_TASK TO COMPLETE_
Quote the entries that follow exactly, leaving none out.

Lines of data
↓

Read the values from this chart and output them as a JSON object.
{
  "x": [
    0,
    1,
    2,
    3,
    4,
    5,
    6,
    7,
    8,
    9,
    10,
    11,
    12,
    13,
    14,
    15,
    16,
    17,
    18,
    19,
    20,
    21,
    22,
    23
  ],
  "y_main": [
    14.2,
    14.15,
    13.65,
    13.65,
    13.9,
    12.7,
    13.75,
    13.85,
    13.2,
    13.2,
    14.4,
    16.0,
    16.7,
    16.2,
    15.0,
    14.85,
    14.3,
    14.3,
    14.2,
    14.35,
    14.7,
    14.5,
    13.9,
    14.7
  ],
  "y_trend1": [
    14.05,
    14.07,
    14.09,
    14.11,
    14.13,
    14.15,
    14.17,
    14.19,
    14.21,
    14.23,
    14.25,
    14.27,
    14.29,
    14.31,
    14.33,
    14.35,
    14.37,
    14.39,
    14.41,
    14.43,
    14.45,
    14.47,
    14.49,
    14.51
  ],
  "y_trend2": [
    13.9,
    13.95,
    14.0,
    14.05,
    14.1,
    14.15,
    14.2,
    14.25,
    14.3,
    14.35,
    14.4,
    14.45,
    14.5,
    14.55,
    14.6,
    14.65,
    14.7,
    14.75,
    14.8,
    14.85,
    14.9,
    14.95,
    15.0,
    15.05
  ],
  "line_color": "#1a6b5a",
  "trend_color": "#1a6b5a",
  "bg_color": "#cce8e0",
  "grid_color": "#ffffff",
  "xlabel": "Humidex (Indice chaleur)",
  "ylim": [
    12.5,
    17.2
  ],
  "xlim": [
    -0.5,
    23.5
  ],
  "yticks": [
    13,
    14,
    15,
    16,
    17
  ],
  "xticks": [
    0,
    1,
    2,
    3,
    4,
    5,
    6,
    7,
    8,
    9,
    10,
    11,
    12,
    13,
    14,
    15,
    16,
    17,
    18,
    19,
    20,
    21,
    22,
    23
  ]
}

↑

_EXERCISE RESPONSE_
Read the values from this chart and output them as a JSON object.
{
  "x": [
    0,
    1,
    2,
    3,
    4,
    5,
    6,
    7,
    8,
    9,
    10,
    11,
    12,
    13,
    14,
    15,
    16,
    17,
    18,
    19,
    20,
    21,
    22,
    23
  ],
  "y_main": [
    14.2,
    14.15,
    13.65,
    13.65,
    13.9,
    12.7,
    13.75,
    13.85,
    13.2,
    13.2,
    14.4,
    16.0,
    16.7,
    16.2,
    15.0,
    14.85,
    14.3,
    14.3,
    14.2,
    14.35,
    14.7,
    14.5,
    13.9,
    14.7
  ],
  "y_trend1": [
    14.05,
    14.07,
    14.09,
    14.11,
    14.13,
    14.15,
    14.17,
    14.19,
    14.21,
    14.23,
    14.25,
    14.27,
    14.29,
    14.31,
    14.33,
    14.35,
    14.37,
    14.39,
    14.41,
    14.43,
    14.45,
    14.47,
    14.49,
    14.51
  ],
  "y_trend2": [
    13.9,
    13.95,
    14.0,
    14.05,
    14.1,
    14.15,
    14.2,
    14.25,
    14.3,
    14.35,
    14.4,
    14.45,
    14.5,
    14.55,
    14.6,
    14.65,
    14.7,
    14.75,
    14.8,
    14.85,
    14.9,
    14.95,
    15.0,
    15.05
  ],
  "line_color": "#1a6b5a",
  "trend_color": "#1a6b5a",
  "bg_color": "#cce8e0",
  "grid_color": "#ffffff",
  "xlabel": "Humidex (Indice chaleur)",
  "ylim": [
    12.5,
    17.2
  ],
  "xlim": [
    -0.5,
    23.5
  ],
  "yticks": [
    13,
    14,
    15,
    16,
    17
  ],
  "xticks": [
    0,
    1,
    2,
    3,
    4,
    5,
    6,
    7,
    8,
    9,
    10,
    11,
    12,
    13,
    14,
    15,
    16,
    17,
    18,
    19,
    20,
    21,
    22,
    23
  ]
}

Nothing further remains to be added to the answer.